==== Data section

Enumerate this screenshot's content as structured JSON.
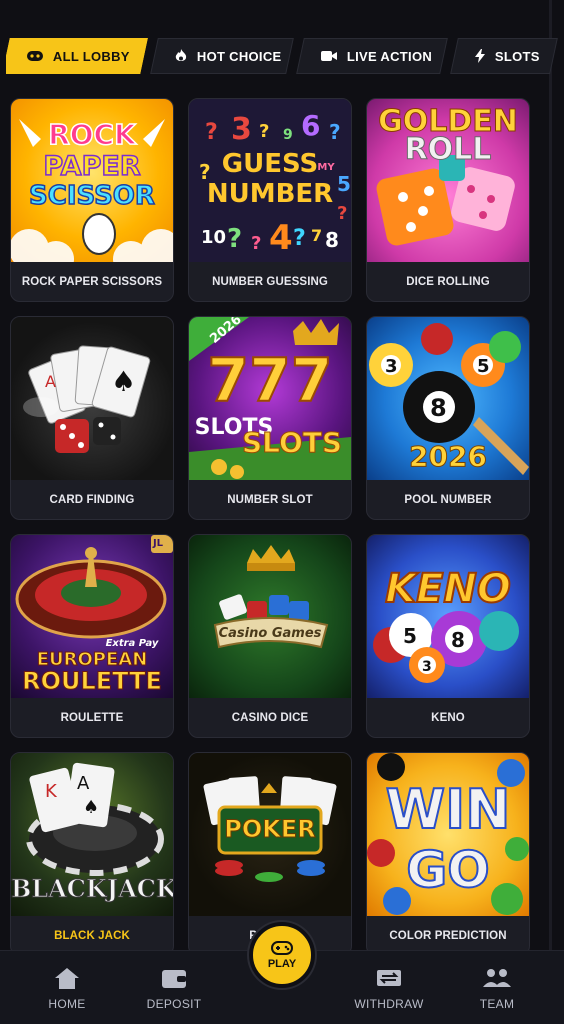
{
  "tabs": [
    {
      "label": "ALL LOBBY",
      "icon": "gamepad-icon",
      "active": true
    },
    {
      "label": "HOT CHOICE",
      "icon": "flame-icon",
      "active": false
    },
    {
      "label": "LIVE ACTION",
      "icon": "video-camera-icon",
      "active": false
    },
    {
      "label": "SLOTS",
      "icon": "lightning-icon",
      "active": false
    }
  ],
  "games": [
    {
      "label": "ROCK PAPER SCISSORS",
      "art": [
        "ROCK",
        "PAPER",
        "SCISSOR"
      ]
    },
    {
      "label": "NUMBER GUESSING",
      "art": [
        "GUESS",
        "NUMBER",
        "MY"
      ]
    },
    {
      "label": "DICE ROLLING",
      "art": [
        "GOLDEN",
        "ROLL"
      ]
    },
    {
      "label": "CARD FINDING",
      "art": []
    },
    {
      "label": "NUMBER SLOT",
      "art": [
        "2026",
        "777",
        "SLOTS",
        "SLOTS"
      ]
    },
    {
      "label": "POOL NUMBER",
      "art": [
        "3",
        "5",
        "8",
        "2026"
      ]
    },
    {
      "label": "ROULETTE",
      "art": [
        "JL",
        "Extra Pay",
        "EUROPEAN",
        "ROULETTE"
      ]
    },
    {
      "label": "CASINO DICE",
      "art": [
        "Casino Games"
      ]
    },
    {
      "label": "KENO",
      "art": [
        "KENO",
        "5",
        "8",
        "3"
      ]
    },
    {
      "label": "BLACK JACK",
      "art": [
        "BLACKJACK"
      ]
    },
    {
      "label": "POKER",
      "art": [
        "POKER"
      ]
    },
    {
      "label": "COLOR PREDICTION",
      "art": [
        "WIN",
        "GO"
      ]
    }
  ],
  "nav": {
    "home": "HOME",
    "deposit": "DEPOSIT",
    "play": "PLAY",
    "withdraw": "WITHDRAW",
    "team": "TEAM"
  },
  "colors": {
    "accent": "#f7c518",
    "background": "#0f0f14",
    "card": "#1c1d25"
  }
}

========

:: Required work ::
Each entry above should be reproduced exactly, with the pictures removed.

:: In response ::
Enumerate this screenshot's content as structured JSON.
{
  "tabs": [
    {
      "label": "ALL LOBBY",
      "icon": "gamepad-icon",
      "active": true
    },
    {
      "label": "HOT CHOICE",
      "icon": "flame-icon",
      "active": false
    },
    {
      "label": "LIVE ACTION",
      "icon": "video-camera-icon",
      "active": false
    },
    {
      "label": "SLOTS",
      "icon": "lightning-icon",
      "active": false
    }
  ],
  "games": [
    {
      "label": "ROCK PAPER SCISSORS",
      "art": [
        "ROCK",
        "PAPER",
        "SCISSOR"
      ]
    },
    {
      "label": "NUMBER GUESSING",
      "art": [
        "GUESS",
        "NUMBER",
        "MY"
      ]
    },
    {
      "label": "DICE ROLLING",
      "art": [
        "GOLDEN",
        "ROLL"
      ]
    },
    {
      "label": "CARD FINDING",
      "art": []
    },
    {
      "label": "NUMBER SLOT",
      "art": [
        "2026",
        "777",
        "SLOTS",
        "SLOTS"
      ]
    },
    {
      "label": "POOL NUMBER",
      "art": [
        "3",
        "5",
        "8",
        "2026"
      ]
    },
    {
      "label": "ROULETTE",
      "art": [
        "JL",
        "Extra Pay",
        "EUROPEAN",
        "ROULETTE"
      ]
    },
    {
      "label": "CASINO DICE",
      "art": [
        "Casino Games"
      ]
    },
    {
      "label": "KENO",
      "art": [
        "KENO",
        "5",
        "8",
        "3"
      ]
    },
    {
      "label": "BLACK JACK",
      "art": [
        "BLACKJACK"
      ]
    },
    {
      "label": "POKER",
      "art": [
        "POKER"
      ]
    },
    {
      "label": "COLOR PREDICTION",
      "art": [
        "WIN",
        "GO"
      ]
    }
  ],
  "nav": {
    "home": "HOME",
    "deposit": "DEPOSIT",
    "play": "PLAY",
    "withdraw": "WITHDRAW",
    "team": "TEAM"
  },
  "colors": {
    "accent": "#f7c518",
    "background": "#0f0f14",
    "card": "#1c1d25"
  }
}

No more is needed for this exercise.